Start

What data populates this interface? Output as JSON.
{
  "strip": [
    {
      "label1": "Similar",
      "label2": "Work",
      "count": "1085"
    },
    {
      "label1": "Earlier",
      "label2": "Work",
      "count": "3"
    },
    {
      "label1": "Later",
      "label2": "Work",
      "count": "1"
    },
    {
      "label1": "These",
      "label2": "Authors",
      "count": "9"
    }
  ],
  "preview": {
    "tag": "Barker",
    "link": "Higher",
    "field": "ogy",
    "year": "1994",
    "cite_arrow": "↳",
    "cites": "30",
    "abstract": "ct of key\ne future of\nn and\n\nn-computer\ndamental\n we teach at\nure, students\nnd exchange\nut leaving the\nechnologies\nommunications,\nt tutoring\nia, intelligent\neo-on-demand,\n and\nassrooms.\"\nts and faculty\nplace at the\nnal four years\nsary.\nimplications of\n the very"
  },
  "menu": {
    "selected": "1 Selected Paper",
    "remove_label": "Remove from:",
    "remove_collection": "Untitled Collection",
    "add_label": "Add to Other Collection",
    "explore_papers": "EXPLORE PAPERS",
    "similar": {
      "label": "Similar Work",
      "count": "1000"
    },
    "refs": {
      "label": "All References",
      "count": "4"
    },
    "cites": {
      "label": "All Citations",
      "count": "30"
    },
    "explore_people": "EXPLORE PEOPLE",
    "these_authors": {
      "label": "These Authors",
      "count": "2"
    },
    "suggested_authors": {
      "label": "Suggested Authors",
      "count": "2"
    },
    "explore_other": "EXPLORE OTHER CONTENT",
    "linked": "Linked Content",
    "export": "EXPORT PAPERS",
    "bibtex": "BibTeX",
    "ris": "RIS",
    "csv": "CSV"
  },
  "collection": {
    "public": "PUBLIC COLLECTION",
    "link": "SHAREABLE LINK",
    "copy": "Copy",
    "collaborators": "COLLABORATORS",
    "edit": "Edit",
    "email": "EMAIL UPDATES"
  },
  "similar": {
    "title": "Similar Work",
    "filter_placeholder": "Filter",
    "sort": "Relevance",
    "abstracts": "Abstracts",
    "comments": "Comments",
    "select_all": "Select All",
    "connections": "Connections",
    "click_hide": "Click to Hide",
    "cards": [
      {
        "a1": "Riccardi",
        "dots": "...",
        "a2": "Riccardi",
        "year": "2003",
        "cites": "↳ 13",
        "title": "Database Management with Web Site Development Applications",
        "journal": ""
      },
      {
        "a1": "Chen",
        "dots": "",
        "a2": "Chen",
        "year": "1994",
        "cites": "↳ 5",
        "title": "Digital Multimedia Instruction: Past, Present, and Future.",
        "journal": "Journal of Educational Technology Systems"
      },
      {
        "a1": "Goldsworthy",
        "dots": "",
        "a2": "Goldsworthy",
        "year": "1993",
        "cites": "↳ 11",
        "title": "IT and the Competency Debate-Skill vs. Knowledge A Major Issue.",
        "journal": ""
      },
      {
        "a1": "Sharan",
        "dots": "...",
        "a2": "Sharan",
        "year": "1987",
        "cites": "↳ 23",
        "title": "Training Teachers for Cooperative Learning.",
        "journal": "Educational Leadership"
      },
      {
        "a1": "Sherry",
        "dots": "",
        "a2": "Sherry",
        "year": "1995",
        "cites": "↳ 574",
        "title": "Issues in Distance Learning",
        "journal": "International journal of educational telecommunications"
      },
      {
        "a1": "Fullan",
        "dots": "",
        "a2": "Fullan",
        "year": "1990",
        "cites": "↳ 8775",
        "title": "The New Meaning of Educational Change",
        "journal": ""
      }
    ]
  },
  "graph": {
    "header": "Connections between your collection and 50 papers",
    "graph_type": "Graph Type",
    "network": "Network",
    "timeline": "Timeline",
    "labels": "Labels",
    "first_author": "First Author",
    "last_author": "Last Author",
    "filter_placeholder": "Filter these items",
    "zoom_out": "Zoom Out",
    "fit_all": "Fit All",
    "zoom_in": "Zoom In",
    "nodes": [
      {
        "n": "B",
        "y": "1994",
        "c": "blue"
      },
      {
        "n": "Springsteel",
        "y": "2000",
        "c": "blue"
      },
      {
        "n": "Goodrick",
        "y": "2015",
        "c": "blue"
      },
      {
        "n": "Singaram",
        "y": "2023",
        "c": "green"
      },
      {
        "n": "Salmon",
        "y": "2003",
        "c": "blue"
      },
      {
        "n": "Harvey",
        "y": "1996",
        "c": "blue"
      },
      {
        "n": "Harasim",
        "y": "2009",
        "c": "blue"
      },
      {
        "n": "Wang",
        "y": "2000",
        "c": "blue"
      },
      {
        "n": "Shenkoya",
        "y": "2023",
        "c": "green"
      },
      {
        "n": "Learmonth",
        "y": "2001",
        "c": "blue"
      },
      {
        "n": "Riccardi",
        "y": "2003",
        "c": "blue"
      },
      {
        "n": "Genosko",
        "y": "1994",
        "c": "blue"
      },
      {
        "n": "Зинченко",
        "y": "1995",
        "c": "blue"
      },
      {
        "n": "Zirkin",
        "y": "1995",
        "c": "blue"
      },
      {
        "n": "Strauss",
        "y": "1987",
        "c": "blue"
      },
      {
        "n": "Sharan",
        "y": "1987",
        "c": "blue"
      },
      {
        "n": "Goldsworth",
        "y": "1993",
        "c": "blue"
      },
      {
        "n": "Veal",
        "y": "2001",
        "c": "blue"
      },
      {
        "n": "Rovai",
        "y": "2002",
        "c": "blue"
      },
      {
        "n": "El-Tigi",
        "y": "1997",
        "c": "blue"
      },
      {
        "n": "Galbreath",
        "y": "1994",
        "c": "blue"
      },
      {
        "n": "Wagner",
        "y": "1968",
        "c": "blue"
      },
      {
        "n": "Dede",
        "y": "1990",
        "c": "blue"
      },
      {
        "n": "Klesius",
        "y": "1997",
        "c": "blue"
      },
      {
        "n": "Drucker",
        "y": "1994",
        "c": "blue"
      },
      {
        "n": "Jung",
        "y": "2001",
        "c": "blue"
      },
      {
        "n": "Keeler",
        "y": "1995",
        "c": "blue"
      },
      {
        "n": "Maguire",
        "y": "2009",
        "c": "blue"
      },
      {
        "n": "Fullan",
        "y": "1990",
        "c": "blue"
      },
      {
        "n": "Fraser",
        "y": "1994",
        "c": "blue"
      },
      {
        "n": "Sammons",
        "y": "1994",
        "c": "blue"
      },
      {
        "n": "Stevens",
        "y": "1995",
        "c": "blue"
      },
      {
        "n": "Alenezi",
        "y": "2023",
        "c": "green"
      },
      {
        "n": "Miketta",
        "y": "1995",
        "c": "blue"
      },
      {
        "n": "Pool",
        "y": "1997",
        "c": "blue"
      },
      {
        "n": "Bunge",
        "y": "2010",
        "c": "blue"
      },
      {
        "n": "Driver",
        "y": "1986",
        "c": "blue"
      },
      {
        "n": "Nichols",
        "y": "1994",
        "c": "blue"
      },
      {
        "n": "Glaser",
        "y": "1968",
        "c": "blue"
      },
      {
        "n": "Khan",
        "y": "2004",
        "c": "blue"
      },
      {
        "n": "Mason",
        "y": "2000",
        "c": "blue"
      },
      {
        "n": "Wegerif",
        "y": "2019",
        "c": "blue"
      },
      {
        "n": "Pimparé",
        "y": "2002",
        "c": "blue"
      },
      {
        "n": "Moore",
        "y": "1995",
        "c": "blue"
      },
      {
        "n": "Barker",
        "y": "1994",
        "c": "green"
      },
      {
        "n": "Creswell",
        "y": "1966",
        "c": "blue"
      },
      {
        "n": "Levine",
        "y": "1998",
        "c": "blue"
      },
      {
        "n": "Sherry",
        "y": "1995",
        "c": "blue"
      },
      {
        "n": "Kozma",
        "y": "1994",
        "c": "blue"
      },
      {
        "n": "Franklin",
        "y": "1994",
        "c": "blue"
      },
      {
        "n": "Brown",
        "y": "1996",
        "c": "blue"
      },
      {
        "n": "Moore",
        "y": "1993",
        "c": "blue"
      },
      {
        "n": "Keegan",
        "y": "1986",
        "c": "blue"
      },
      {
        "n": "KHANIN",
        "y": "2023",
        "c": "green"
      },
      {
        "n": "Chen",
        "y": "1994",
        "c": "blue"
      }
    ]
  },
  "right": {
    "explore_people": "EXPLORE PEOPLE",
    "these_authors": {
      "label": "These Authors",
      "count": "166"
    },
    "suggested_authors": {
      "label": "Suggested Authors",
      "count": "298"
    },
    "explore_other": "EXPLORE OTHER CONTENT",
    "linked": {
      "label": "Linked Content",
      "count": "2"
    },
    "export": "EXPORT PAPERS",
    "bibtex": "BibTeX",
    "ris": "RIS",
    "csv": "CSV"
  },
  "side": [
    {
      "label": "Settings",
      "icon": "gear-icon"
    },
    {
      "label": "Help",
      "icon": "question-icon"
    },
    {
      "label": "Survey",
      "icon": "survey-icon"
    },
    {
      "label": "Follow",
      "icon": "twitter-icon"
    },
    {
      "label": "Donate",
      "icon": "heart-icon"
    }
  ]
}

End

◆ Task instructions
Go over the data above and copy every line that has the word "icon" in it.

◆ Response
      "icon": "gear-icon"
      "icon": "question-icon"
      "icon": "survey-icon"
      "icon": "twitter-icon"
      "icon": "heart-icon"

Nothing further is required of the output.